Job:
The records should be repeated word for word, pictures excluded.

Material to process:
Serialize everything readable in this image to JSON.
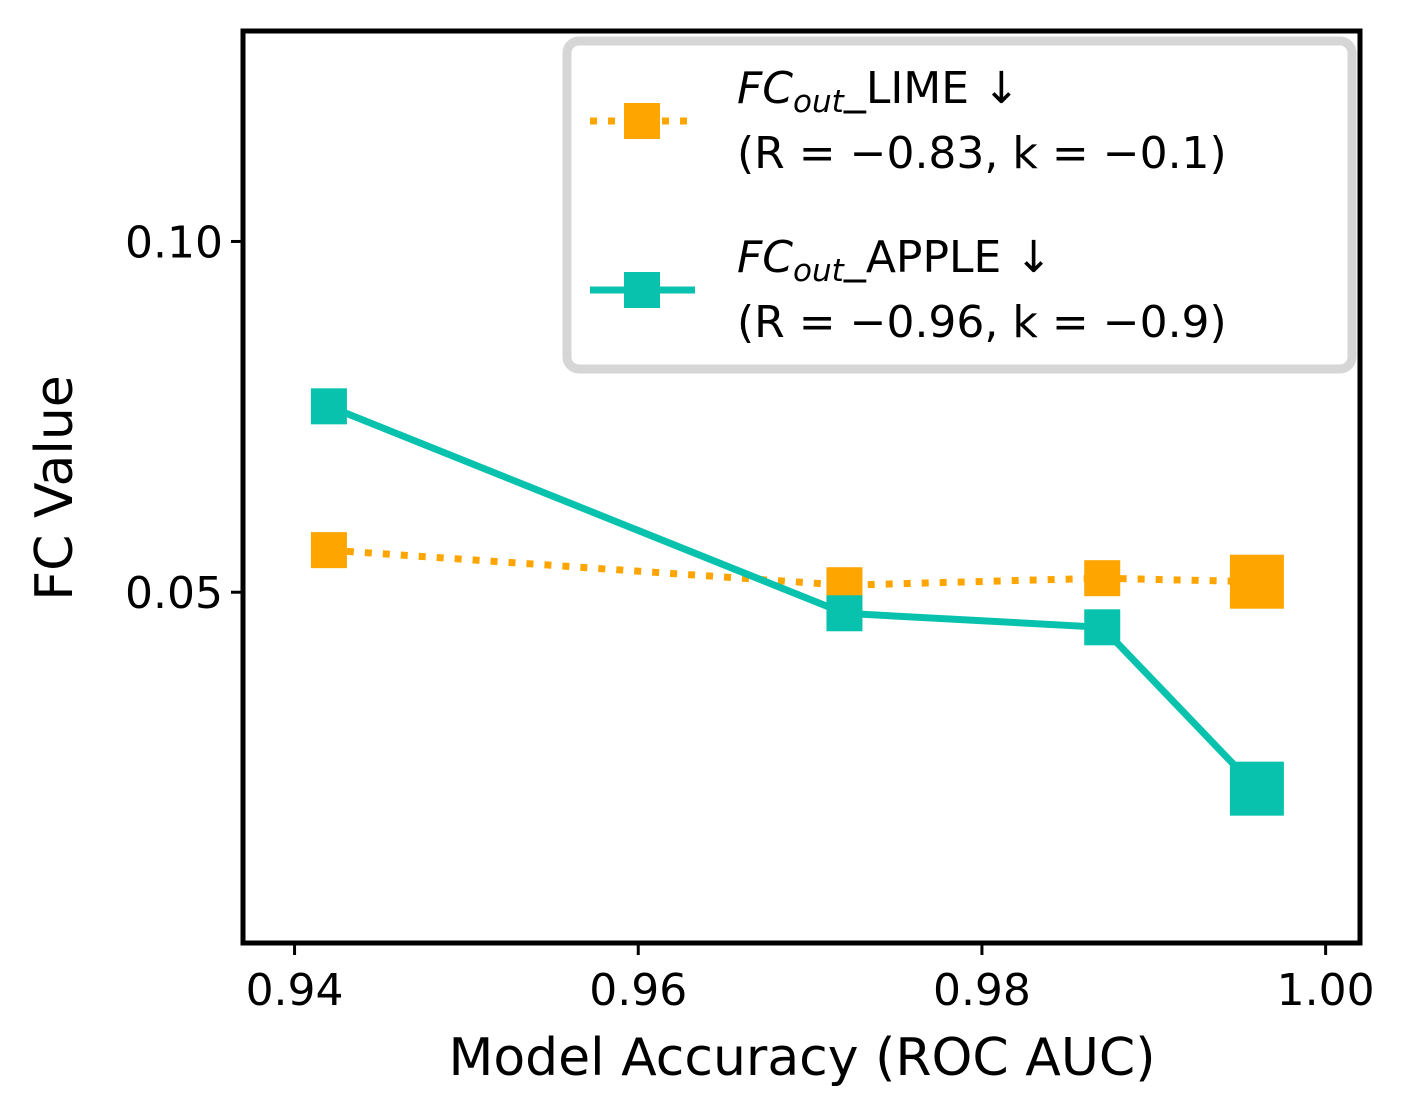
{
  "chart_data": {
    "type": "line",
    "xlabel": "Model Accuracy (ROC AUC)",
    "ylabel": "FC Value",
    "xlim": [
      0.937,
      1.002
    ],
    "ylim": [
      0.0,
      0.13
    ],
    "xticks": [
      "0.94",
      "0.96",
      "0.98",
      "1.00"
    ],
    "yticks": [
      "0.05",
      "0.10"
    ],
    "grid": false,
    "legend_position": "top-right",
    "series": [
      {
        "name": "FC_out_LIME ↓ (R = −0.83, k = −0.1)",
        "legend_sub": "out",
        "legend_after_sub": "_LIME ↓",
        "legend_line2": "(R = −0.83, k = −0.1)",
        "color": "#FFA500",
        "style": "dotted",
        "marker": "square",
        "x": [
          0.942,
          0.972,
          0.987,
          0.996
        ],
        "y": [
          0.056,
          0.051,
          0.052,
          0.0515
        ],
        "marker_scale": [
          1,
          1,
          1,
          1.5
        ]
      },
      {
        "name": "FC_out_APPLE ↓ (R = −0.96, k = −0.9)",
        "legend_sub": "out",
        "legend_after_sub": "_APPLE ↓",
        "legend_line2": "(R = −0.96, k = −0.9)",
        "color": "#08C2AD",
        "style": "solid",
        "marker": "square",
        "x": [
          0.942,
          0.972,
          0.987,
          0.996
        ],
        "y": [
          0.0765,
          0.047,
          0.045,
          0.022
        ],
        "marker_scale": [
          1,
          1,
          1,
          1.5
        ]
      }
    ]
  }
}
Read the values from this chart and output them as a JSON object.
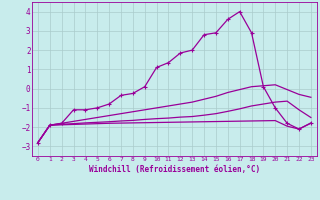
{
  "xlabel": "Windchill (Refroidissement éolien,°C)",
  "bg_color": "#c8ecec",
  "line_color": "#990099",
  "grid_color": "#aacccc",
  "xlim": [
    -0.5,
    23.5
  ],
  "ylim": [
    -3.5,
    4.5
  ],
  "xticks": [
    0,
    1,
    2,
    3,
    4,
    5,
    6,
    7,
    8,
    9,
    10,
    11,
    12,
    13,
    14,
    15,
    16,
    17,
    18,
    19,
    20,
    21,
    22,
    23
  ],
  "yticks": [
    -3,
    -2,
    -1,
    0,
    1,
    2,
    3,
    4
  ],
  "line1_x": [
    0,
    1,
    2,
    3,
    4,
    5,
    6,
    7,
    8,
    9,
    10,
    11,
    12,
    13,
    14,
    15,
    16,
    17,
    18,
    19,
    20,
    21,
    22,
    23
  ],
  "line1_y": [
    -2.8,
    -1.9,
    -1.8,
    -1.1,
    -1.1,
    -1.0,
    -0.8,
    -0.35,
    -0.25,
    0.1,
    1.1,
    1.35,
    1.85,
    2.0,
    2.8,
    2.9,
    3.6,
    4.0,
    2.9,
    0.1,
    -1.0,
    -1.8,
    -2.1,
    -1.8
  ],
  "line2_x": [
    0,
    1,
    2,
    3,
    4,
    5,
    6,
    7,
    8,
    9,
    10,
    11,
    12,
    13,
    14,
    15,
    16,
    17,
    18,
    19,
    20,
    21,
    22,
    23
  ],
  "line2_y": [
    -2.8,
    -1.9,
    -1.8,
    -1.7,
    -1.6,
    -1.5,
    -1.4,
    -1.3,
    -1.2,
    -1.1,
    -1.0,
    -0.9,
    -0.8,
    -0.7,
    -0.55,
    -0.4,
    -0.2,
    -0.05,
    0.1,
    0.15,
    0.2,
    -0.05,
    -0.3,
    -0.45
  ],
  "line3_x": [
    0,
    1,
    2,
    3,
    4,
    5,
    6,
    7,
    8,
    9,
    10,
    11,
    12,
    13,
    14,
    15,
    16,
    17,
    18,
    19,
    20,
    21,
    22,
    23
  ],
  "line3_y": [
    -2.8,
    -1.9,
    -1.85,
    -1.82,
    -1.78,
    -1.75,
    -1.72,
    -1.68,
    -1.65,
    -1.6,
    -1.56,
    -1.53,
    -1.48,
    -1.45,
    -1.38,
    -1.3,
    -1.18,
    -1.05,
    -0.9,
    -0.8,
    -0.7,
    -0.65,
    -1.1,
    -1.5
  ],
  "line4_x": [
    0,
    1,
    2,
    3,
    4,
    5,
    6,
    7,
    8,
    9,
    10,
    11,
    12,
    13,
    14,
    15,
    16,
    17,
    18,
    19,
    20,
    21,
    22,
    23
  ],
  "line4_y": [
    -2.8,
    -1.9,
    -1.88,
    -1.86,
    -1.84,
    -1.82,
    -1.8,
    -1.79,
    -1.78,
    -1.77,
    -1.76,
    -1.75,
    -1.74,
    -1.73,
    -1.72,
    -1.71,
    -1.7,
    -1.69,
    -1.68,
    -1.67,
    -1.66,
    -1.95,
    -2.1,
    -1.78
  ]
}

Completed task:
Serialize everything readable in this image to JSON.
{
  "chart_data": {
    "type": "line",
    "xlabel": "Model Accuracy (ROC AUC)",
    "ylabel": "FC Value",
    "xlim": [
      0.937,
      1.002
    ],
    "ylim": [
      0.0,
      0.13
    ],
    "xticks": [
      "0.94",
      "0.96",
      "0.98",
      "1.00"
    ],
    "yticks": [
      "0.05",
      "0.10"
    ],
    "grid": false,
    "legend_position": "top-right",
    "series": [
      {
        "name": "FC_out_LIME ↓ (R = −0.83, k = −0.1)",
        "legend_sub": "out",
        "legend_after_sub": "_LIME ↓",
        "legend_line2": "(R = −0.83, k = −0.1)",
        "color": "#FFA500",
        "style": "dotted",
        "marker": "square",
        "x": [
          0.942,
          0.972,
          0.987,
          0.996
        ],
        "y": [
          0.056,
          0.051,
          0.052,
          0.0515
        ],
        "marker_scale": [
          1,
          1,
          1,
          1.5
        ]
      },
      {
        "name": "FC_out_APPLE ↓ (R = −0.96, k = −0.9)",
        "legend_sub": "out",
        "legend_after_sub": "_APPLE ↓",
        "legend_line2": "(R = −0.96, k = −0.9)",
        "color": "#08C2AD",
        "style": "solid",
        "marker": "square",
        "x": [
          0.942,
          0.972,
          0.987,
          0.996
        ],
        "y": [
          0.0765,
          0.047,
          0.045,
          0.022
        ],
        "marker_scale": [
          1,
          1,
          1,
          1.5
        ]
      }
    ]
  }
}
Read the values from this chart and output them as a JSON object.
{
  "xlabel": "Windchill (Refroidissement éolien,°C)",
  "bg_color": "#c8ecec",
  "line_color": "#990099",
  "grid_color": "#aacccc",
  "xlim": [
    -0.5,
    23.5
  ],
  "ylim": [
    -3.5,
    4.5
  ],
  "xticks": [
    0,
    1,
    2,
    3,
    4,
    5,
    6,
    7,
    8,
    9,
    10,
    11,
    12,
    13,
    14,
    15,
    16,
    17,
    18,
    19,
    20,
    21,
    22,
    23
  ],
  "yticks": [
    -3,
    -2,
    -1,
    0,
    1,
    2,
    3,
    4
  ],
  "line1_x": [
    0,
    1,
    2,
    3,
    4,
    5,
    6,
    7,
    8,
    9,
    10,
    11,
    12,
    13,
    14,
    15,
    16,
    17,
    18,
    19,
    20,
    21,
    22,
    23
  ],
  "line1_y": [
    -2.8,
    -1.9,
    -1.8,
    -1.1,
    -1.1,
    -1.0,
    -0.8,
    -0.35,
    -0.25,
    0.1,
    1.1,
    1.35,
    1.85,
    2.0,
    2.8,
    2.9,
    3.6,
    4.0,
    2.9,
    0.1,
    -1.0,
    -1.8,
    -2.1,
    -1.8
  ],
  "line2_x": [
    0,
    1,
    2,
    3,
    4,
    5,
    6,
    7,
    8,
    9,
    10,
    11,
    12,
    13,
    14,
    15,
    16,
    17,
    18,
    19,
    20,
    21,
    22,
    23
  ],
  "line2_y": [
    -2.8,
    -1.9,
    -1.8,
    -1.7,
    -1.6,
    -1.5,
    -1.4,
    -1.3,
    -1.2,
    -1.1,
    -1.0,
    -0.9,
    -0.8,
    -0.7,
    -0.55,
    -0.4,
    -0.2,
    -0.05,
    0.1,
    0.15,
    0.2,
    -0.05,
    -0.3,
    -0.45
  ],
  "line3_x": [
    0,
    1,
    2,
    3,
    4,
    5,
    6,
    7,
    8,
    9,
    10,
    11,
    12,
    13,
    14,
    15,
    16,
    17,
    18,
    19,
    20,
    21,
    22,
    23
  ],
  "line3_y": [
    -2.8,
    -1.9,
    -1.85,
    -1.82,
    -1.78,
    -1.75,
    -1.72,
    -1.68,
    -1.65,
    -1.6,
    -1.56,
    -1.53,
    -1.48,
    -1.45,
    -1.38,
    -1.3,
    -1.18,
    -1.05,
    -0.9,
    -0.8,
    -0.7,
    -0.65,
    -1.1,
    -1.5
  ],
  "line4_x": [
    0,
    1,
    2,
    3,
    4,
    5,
    6,
    7,
    8,
    9,
    10,
    11,
    12,
    13,
    14,
    15,
    16,
    17,
    18,
    19,
    20,
    21,
    22,
    23
  ],
  "line4_y": [
    -2.8,
    -1.9,
    -1.88,
    -1.86,
    -1.84,
    -1.82,
    -1.8,
    -1.79,
    -1.78,
    -1.77,
    -1.76,
    -1.75,
    -1.74,
    -1.73,
    -1.72,
    -1.71,
    -1.7,
    -1.69,
    -1.68,
    -1.67,
    -1.66,
    -1.95,
    -2.1,
    -1.78
  ]
}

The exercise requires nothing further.